• Exercise description: Copy the records below exactly as they appear.

Dataset rows about figures
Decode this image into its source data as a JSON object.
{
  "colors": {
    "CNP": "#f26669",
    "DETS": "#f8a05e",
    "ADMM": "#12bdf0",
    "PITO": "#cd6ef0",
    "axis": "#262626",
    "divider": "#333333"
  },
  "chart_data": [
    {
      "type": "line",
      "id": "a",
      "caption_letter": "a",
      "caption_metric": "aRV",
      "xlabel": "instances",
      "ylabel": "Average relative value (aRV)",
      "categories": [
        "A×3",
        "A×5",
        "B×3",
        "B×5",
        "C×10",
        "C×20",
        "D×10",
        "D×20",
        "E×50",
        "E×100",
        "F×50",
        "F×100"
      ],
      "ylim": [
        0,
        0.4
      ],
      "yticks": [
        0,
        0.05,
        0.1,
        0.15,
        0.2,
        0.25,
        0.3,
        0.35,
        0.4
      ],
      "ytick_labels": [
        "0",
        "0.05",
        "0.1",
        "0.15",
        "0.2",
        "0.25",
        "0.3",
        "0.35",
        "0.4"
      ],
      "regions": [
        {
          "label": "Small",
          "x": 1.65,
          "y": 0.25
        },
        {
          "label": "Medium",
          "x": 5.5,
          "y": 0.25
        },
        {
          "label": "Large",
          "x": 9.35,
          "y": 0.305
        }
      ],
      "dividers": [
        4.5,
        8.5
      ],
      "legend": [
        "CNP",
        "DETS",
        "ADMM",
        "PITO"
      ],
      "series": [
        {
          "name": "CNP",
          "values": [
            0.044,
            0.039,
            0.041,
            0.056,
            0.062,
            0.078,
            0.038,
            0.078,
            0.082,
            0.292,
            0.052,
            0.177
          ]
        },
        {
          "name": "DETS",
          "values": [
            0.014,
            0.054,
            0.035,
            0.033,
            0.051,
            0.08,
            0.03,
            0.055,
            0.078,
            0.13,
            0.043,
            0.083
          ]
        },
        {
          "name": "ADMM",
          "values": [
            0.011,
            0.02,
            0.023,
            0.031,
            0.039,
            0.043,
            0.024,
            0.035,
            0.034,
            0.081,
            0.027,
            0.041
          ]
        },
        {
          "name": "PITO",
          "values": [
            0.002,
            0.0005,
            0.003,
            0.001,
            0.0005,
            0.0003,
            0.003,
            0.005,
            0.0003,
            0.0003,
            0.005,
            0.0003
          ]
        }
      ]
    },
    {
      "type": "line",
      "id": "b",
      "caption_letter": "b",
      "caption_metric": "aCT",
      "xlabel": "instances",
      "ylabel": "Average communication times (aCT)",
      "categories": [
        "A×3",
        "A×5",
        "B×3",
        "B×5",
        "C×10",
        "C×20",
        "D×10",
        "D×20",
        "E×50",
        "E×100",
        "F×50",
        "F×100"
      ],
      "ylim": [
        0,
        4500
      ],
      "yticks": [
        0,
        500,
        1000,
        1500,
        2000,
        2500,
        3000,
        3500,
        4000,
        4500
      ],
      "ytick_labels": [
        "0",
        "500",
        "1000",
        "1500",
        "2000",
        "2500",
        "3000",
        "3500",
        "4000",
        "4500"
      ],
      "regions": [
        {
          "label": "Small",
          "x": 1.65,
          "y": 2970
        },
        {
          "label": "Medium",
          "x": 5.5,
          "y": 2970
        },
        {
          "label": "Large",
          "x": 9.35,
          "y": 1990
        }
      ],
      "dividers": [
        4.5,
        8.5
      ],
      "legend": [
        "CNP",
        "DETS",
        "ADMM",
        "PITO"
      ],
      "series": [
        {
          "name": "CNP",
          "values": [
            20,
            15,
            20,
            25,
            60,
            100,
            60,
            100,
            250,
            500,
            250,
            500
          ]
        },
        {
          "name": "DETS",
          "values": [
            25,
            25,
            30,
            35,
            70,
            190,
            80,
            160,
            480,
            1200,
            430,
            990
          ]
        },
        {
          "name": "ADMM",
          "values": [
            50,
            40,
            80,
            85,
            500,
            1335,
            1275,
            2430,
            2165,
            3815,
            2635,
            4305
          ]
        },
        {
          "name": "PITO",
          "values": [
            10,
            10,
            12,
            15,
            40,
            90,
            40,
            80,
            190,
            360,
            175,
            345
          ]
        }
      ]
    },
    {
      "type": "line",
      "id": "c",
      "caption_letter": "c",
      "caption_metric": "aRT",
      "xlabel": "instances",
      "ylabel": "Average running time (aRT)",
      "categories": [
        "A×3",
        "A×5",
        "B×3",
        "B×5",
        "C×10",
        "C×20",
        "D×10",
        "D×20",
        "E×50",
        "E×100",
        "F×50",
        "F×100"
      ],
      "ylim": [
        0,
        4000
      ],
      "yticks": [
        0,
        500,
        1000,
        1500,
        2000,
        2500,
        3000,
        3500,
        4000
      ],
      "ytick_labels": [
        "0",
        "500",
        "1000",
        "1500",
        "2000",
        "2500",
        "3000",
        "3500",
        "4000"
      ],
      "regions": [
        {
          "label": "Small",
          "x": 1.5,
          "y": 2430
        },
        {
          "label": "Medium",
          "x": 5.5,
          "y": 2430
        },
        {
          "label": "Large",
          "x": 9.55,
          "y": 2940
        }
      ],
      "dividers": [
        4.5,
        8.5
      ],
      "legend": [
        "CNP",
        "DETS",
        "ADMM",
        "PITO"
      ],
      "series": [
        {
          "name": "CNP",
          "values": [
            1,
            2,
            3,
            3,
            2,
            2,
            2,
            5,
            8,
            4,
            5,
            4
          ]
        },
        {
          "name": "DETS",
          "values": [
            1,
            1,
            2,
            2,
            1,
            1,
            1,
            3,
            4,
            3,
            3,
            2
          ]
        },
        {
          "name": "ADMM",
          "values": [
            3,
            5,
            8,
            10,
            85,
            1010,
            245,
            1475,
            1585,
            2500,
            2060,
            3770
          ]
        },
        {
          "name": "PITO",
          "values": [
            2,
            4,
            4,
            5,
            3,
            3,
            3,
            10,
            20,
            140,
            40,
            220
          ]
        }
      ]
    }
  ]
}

• Solution for this task:
Decode this image into its source data as a JSON object.
{
  "colors": {
    "CNP": "#f26669",
    "DETS": "#f8a05e",
    "ADMM": "#12bdf0",
    "PITO": "#cd6ef0",
    "axis": "#262626",
    "divider": "#333333"
  },
  "chart_data": [
    {
      "type": "line",
      "id": "a",
      "caption_letter": "a",
      "caption_metric": "aRV",
      "xlabel": "instances",
      "ylabel": "Average relative value (aRV)",
      "categories": [
        "A×3",
        "A×5",
        "B×3",
        "B×5",
        "C×10",
        "C×20",
        "D×10",
        "D×20",
        "E×50",
        "E×100",
        "F×50",
        "F×100"
      ],
      "ylim": [
        0,
        0.4
      ],
      "yticks": [
        0,
        0.05,
        0.1,
        0.15,
        0.2,
        0.25,
        0.3,
        0.35,
        0.4
      ],
      "ytick_labels": [
        "0",
        "0.05",
        "0.1",
        "0.15",
        "0.2",
        "0.25",
        "0.3",
        "0.35",
        "0.4"
      ],
      "regions": [
        {
          "label": "Small",
          "x": 1.65,
          "y": 0.25
        },
        {
          "label": "Medium",
          "x": 5.5,
          "y": 0.25
        },
        {
          "label": "Large",
          "x": 9.35,
          "y": 0.305
        }
      ],
      "dividers": [
        4.5,
        8.5
      ],
      "legend": [
        "CNP",
        "DETS",
        "ADMM",
        "PITO"
      ],
      "series": [
        {
          "name": "CNP",
          "values": [
            0.044,
            0.039,
            0.041,
            0.056,
            0.062,
            0.078,
            0.038,
            0.078,
            0.082,
            0.292,
            0.052,
            0.177
          ]
        },
        {
          "name": "DETS",
          "values": [
            0.014,
            0.054,
            0.035,
            0.033,
            0.051,
            0.08,
            0.03,
            0.055,
            0.078,
            0.13,
            0.043,
            0.083
          ]
        },
        {
          "name": "ADMM",
          "values": [
            0.011,
            0.02,
            0.023,
            0.031,
            0.039,
            0.043,
            0.024,
            0.035,
            0.034,
            0.081,
            0.027,
            0.041
          ]
        },
        {
          "name": "PITO",
          "values": [
            0.002,
            0.0005,
            0.003,
            0.001,
            0.0005,
            0.0003,
            0.003,
            0.005,
            0.0003,
            0.0003,
            0.005,
            0.0003
          ]
        }
      ]
    },
    {
      "type": "line",
      "id": "b",
      "caption_letter": "b",
      "caption_metric": "aCT",
      "xlabel": "instances",
      "ylabel": "Average communication times (aCT)",
      "categories": [
        "A×3",
        "A×5",
        "B×3",
        "B×5",
        "C×10",
        "C×20",
        "D×10",
        "D×20",
        "E×50",
        "E×100",
        "F×50",
        "F×100"
      ],
      "ylim": [
        0,
        4500
      ],
      "yticks": [
        0,
        500,
        1000,
        1500,
        2000,
        2500,
        3000,
        3500,
        4000,
        4500
      ],
      "ytick_labels": [
        "0",
        "500",
        "1000",
        "1500",
        "2000",
        "2500",
        "3000",
        "3500",
        "4000",
        "4500"
      ],
      "regions": [
        {
          "label": "Small",
          "x": 1.65,
          "y": 2970
        },
        {
          "label": "Medium",
          "x": 5.5,
          "y": 2970
        },
        {
          "label": "Large",
          "x": 9.35,
          "y": 1990
        }
      ],
      "dividers": [
        4.5,
        8.5
      ],
      "legend": [
        "CNP",
        "DETS",
        "ADMM",
        "PITO"
      ],
      "series": [
        {
          "name": "CNP",
          "values": [
            20,
            15,
            20,
            25,
            60,
            100,
            60,
            100,
            250,
            500,
            250,
            500
          ]
        },
        {
          "name": "DETS",
          "values": [
            25,
            25,
            30,
            35,
            70,
            190,
            80,
            160,
            480,
            1200,
            430,
            990
          ]
        },
        {
          "name": "ADMM",
          "values": [
            50,
            40,
            80,
            85,
            500,
            1335,
            1275,
            2430,
            2165,
            3815,
            2635,
            4305
          ]
        },
        {
          "name": "PITO",
          "values": [
            10,
            10,
            12,
            15,
            40,
            90,
            40,
            80,
            190,
            360,
            175,
            345
          ]
        }
      ]
    },
    {
      "type": "line",
      "id": "c",
      "caption_letter": "c",
      "caption_metric": "aRT",
      "xlabel": "instances",
      "ylabel": "Average running time (aRT)",
      "categories": [
        "A×3",
        "A×5",
        "B×3",
        "B×5",
        "C×10",
        "C×20",
        "D×10",
        "D×20",
        "E×50",
        "E×100",
        "F×50",
        "F×100"
      ],
      "ylim": [
        0,
        4000
      ],
      "yticks": [
        0,
        500,
        1000,
        1500,
        2000,
        2500,
        3000,
        3500,
        4000
      ],
      "ytick_labels": [
        "0",
        "500",
        "1000",
        "1500",
        "2000",
        "2500",
        "3000",
        "3500",
        "4000"
      ],
      "regions": [
        {
          "label": "Small",
          "x": 1.5,
          "y": 2430
        },
        {
          "label": "Medium",
          "x": 5.5,
          "y": 2430
        },
        {
          "label": "Large",
          "x": 9.55,
          "y": 2940
        }
      ],
      "dividers": [
        4.5,
        8.5
      ],
      "legend": [
        "CNP",
        "DETS",
        "ADMM",
        "PITO"
      ],
      "series": [
        {
          "name": "CNP",
          "values": [
            1,
            2,
            3,
            3,
            2,
            2,
            2,
            5,
            8,
            4,
            5,
            4
          ]
        },
        {
          "name": "DETS",
          "values": [
            1,
            1,
            2,
            2,
            1,
            1,
            1,
            3,
            4,
            3,
            3,
            2
          ]
        },
        {
          "name": "ADMM",
          "values": [
            3,
            5,
            8,
            10,
            85,
            1010,
            245,
            1475,
            1585,
            2500,
            2060,
            3770
          ]
        },
        {
          "name": "PITO",
          "values": [
            2,
            4,
            4,
            5,
            3,
            3,
            3,
            10,
            20,
            140,
            40,
            220
          ]
        }
      ]
    }
  ]
}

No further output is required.